Selected text:
___

Re: [PATCH 2/25]: Avoid accumulation of large send credit

Gerrit Renker <gerrit@xxxxxxxxxxxxxx> · Wed, 11 Apr 2007 15:50:37 +0100

Quoting Eddie Kohler:
|  > Fix:
|  > ----
|  >  Avoid any backlog of sending time which is greater than one whole t_ipi. This
|  >  permits the coarse-granularity bursts mentioned in [RFC 3448, 4.6], but disallows
|  >  the disproportionally large bursts.
|  
|  Actually this does not permit coarse granularity bursts, since it limits 
|  the maximum burst size to 2 packets.  That is not sufficient for high 
|  rates and medium-to-low granularities and it is far stricter than TCP.
|  
The comment affects the commit message. I can change that if you like. With regard to the
remainder:

First is the issue with TCP. As shown below, increasing the allowed lag beyond one full 
t_ipi will effectively increase the sending rate beyond the allowed rate X; which 
means that the sender sends more per RTT than it is allowed by the throughput equation. 

With regards to stricter, we do respect RFC 4340, 3.6,
 `DCCP implementations will follow TCP's "general principle of robustness": 
  "be conservative in what you do, be liberal in what you  accept from others" [RFC793].'

Finally, the main reason for using a tighter value on the maximum lag is to protect against
problems with high-speed hardware. Commodity PCs already have Gigabit ethernet cards and
the Linux stack nicely scales up to speed. Unfortunately, unless one implements real-time
extensions to pace the packets, there will always be slack and accumulation of send credits.

And these will accrue for the simple reason that a t_ipi of 1.6 milliseconds becomes 1 millisecond,
and a t_ipi of 0.9 milliseconds becomes 0 milliseconds. 

There is no way to stop a Linux CCID3 sender from ramping X up to the link bandwidth of 1 Gbit/sec;
but the scheduler can only control packet pacing up to a rate of s * HZ bytes per second.
Therefore, if we allow slack in the scheduling lag, the bursts on such systems as use
Gbit or even 10-Gbit ethernet cards will become astronomically large. It is thus safer to choose the
more restrictive value. Of course, a regrettable compromise. But to do the scheduling right _and_
safe requires real-time extensions or busy-wait threads (not sure that they will find much favour). 
The same topic has been discussed several times over on this mailing list. 

C o n c l u s i o n :
=====================
The patch fixes a serious problem which will occur in any application using CCID3, due to
realistically possible conditions such as

 * a low sending rate and/or
 * silence periods and/or
 * scheduling inaccuracies (as described above).

I therefore still want it in!

___

Excerpted records:
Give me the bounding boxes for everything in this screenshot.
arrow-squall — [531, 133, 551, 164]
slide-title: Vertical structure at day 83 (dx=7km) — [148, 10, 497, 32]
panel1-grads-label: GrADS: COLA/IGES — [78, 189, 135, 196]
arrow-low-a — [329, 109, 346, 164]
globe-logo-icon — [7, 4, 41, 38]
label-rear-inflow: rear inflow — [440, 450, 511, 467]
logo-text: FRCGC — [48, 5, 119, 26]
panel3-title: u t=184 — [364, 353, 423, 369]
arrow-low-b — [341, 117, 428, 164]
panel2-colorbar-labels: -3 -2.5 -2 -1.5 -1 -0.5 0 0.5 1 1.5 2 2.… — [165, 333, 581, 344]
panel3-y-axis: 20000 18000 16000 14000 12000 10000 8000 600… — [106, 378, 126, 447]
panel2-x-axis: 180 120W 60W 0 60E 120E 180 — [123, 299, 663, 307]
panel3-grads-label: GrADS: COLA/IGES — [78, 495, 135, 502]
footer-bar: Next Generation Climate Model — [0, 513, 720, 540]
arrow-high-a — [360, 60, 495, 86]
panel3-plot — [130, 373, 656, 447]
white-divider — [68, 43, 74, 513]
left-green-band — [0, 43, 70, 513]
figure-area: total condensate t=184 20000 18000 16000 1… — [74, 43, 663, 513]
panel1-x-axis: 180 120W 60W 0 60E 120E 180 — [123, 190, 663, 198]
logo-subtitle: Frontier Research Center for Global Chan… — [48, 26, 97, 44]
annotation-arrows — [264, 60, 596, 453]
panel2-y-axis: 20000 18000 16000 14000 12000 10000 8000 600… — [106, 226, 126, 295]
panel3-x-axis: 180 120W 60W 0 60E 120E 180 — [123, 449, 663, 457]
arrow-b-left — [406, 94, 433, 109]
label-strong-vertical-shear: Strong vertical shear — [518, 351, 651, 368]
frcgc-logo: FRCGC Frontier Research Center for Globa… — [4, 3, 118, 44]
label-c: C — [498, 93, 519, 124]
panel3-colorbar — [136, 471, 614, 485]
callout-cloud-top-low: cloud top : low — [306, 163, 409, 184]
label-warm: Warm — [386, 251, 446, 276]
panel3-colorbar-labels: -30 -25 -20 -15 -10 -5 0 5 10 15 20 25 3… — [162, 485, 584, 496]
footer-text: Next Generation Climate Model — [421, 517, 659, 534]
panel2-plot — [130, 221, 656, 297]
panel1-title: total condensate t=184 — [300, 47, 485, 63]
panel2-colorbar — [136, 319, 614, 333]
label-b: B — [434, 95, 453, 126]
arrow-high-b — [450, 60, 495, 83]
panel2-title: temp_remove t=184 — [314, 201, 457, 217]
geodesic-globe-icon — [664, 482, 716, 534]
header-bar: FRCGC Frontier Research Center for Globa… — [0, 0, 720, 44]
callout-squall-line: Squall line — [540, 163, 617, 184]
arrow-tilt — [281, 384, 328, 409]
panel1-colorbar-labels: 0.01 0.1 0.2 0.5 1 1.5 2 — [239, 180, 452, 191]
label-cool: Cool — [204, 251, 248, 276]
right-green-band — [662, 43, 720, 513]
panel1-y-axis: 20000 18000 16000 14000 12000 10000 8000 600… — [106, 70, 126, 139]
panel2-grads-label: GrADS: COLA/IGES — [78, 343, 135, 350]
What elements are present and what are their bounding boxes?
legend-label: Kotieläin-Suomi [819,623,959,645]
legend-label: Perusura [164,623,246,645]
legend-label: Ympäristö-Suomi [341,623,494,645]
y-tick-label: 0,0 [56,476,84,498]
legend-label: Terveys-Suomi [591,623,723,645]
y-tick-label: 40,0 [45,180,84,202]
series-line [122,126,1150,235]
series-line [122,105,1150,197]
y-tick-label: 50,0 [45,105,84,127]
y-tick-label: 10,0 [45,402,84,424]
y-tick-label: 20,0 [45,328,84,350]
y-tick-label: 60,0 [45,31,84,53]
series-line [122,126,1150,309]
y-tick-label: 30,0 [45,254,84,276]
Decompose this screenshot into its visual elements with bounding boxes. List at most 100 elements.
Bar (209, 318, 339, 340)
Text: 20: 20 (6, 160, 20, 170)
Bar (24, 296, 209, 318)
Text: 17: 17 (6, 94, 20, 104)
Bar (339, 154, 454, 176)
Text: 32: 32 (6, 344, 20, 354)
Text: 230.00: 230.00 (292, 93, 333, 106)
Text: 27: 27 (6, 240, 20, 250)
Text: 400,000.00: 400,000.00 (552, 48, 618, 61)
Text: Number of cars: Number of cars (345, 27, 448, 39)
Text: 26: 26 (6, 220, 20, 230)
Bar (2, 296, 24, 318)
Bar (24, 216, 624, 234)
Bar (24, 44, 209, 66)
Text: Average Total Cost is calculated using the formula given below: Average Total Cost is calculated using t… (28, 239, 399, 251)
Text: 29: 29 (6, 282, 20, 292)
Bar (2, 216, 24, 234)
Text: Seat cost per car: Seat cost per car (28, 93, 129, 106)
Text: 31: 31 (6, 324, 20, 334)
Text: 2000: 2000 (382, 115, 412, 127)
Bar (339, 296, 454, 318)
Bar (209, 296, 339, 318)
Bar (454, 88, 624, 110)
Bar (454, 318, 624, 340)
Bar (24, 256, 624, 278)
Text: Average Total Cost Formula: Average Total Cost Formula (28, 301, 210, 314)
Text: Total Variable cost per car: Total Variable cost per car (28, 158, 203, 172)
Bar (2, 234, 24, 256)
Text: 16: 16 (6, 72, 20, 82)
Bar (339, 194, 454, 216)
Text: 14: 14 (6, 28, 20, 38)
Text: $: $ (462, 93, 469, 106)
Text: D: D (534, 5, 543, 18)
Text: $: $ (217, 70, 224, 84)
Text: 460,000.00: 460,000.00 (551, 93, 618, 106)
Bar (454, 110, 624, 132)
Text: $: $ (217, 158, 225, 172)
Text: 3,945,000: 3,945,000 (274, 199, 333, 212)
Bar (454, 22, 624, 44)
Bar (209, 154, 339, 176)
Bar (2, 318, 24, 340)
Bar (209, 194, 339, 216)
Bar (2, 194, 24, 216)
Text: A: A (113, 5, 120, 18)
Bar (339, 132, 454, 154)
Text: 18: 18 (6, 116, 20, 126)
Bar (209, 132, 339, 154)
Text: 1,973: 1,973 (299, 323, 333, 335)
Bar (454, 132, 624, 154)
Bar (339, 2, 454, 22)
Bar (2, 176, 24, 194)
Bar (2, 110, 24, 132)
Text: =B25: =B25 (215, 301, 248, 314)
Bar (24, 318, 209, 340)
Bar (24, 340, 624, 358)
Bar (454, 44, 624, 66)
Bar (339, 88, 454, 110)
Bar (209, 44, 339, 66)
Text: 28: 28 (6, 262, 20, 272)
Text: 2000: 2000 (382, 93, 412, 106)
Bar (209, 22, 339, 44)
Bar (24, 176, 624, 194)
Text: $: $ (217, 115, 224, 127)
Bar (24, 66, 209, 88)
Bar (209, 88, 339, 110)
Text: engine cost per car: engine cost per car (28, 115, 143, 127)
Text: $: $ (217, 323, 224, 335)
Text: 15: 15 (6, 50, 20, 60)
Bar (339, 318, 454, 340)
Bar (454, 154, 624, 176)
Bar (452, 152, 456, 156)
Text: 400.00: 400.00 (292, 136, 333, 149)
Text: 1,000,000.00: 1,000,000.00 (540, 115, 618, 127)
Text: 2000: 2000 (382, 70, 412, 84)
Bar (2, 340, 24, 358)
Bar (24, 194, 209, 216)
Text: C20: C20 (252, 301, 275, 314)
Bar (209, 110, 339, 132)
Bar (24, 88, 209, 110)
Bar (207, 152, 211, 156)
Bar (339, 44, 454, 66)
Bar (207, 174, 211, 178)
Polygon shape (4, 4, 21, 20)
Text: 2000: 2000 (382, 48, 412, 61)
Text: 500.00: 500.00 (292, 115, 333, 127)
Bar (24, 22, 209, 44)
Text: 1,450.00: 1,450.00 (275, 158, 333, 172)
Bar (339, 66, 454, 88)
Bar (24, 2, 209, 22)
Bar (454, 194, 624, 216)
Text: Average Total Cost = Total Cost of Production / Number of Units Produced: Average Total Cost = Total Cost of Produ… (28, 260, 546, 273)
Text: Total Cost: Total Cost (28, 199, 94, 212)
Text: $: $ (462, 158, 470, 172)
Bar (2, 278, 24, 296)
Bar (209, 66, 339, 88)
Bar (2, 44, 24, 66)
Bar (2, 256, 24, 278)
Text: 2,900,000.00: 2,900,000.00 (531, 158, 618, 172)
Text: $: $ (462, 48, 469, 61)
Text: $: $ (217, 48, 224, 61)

___

To do:
[1] Return everything in the send-credit reply from "Finally, the main" down to "bytes per second.".
[2] According to the send-credit reply, why should the maximum scheduling lag be kept to a tight value? Answer in one to three sentences.

Results:
[1]
Finally, the main reason for using a tighter value on the maximum lag is to protect against
problems with high-speed hardware. Commodity PCs already have Gigabit ethernet cards and
the Linux stack nicely scales up to speed. Unfortunately, unless one implements real-time
extensions to pace the packets, there will always be slack and accumulation of send credits.

And these will accrue for the simple reason that a t_ipi of 1.6 milliseconds becomes 1 millisecond,
and a t_ipi of 0.9 milliseconds becomes 0 milliseconds. 

There is no way to stop a Linux CCID3 sender from ramping X up to the link bandwidth of 1 Gbit/sec;
but the scheduler can only control packet pacing up to a rate of s * HZ bytes per second.

[2] The tight limit protects against problems with high-speed hardware. Without real-time extensions to pace packets, slack and send credits always build up, because a t_ipi of 1.6 milliseconds becomes 1 millisecond and one of 0.9 milliseconds becomes 0. A Linux CCID3 sender can ramp X up to the 1 Gbit/sec link bandwidth, but the scheduler can pace packets only up to s * HZ bytes per second, so allowing slack would make bursts on Gbit or 10-Gbit ethernet cards astronomically large.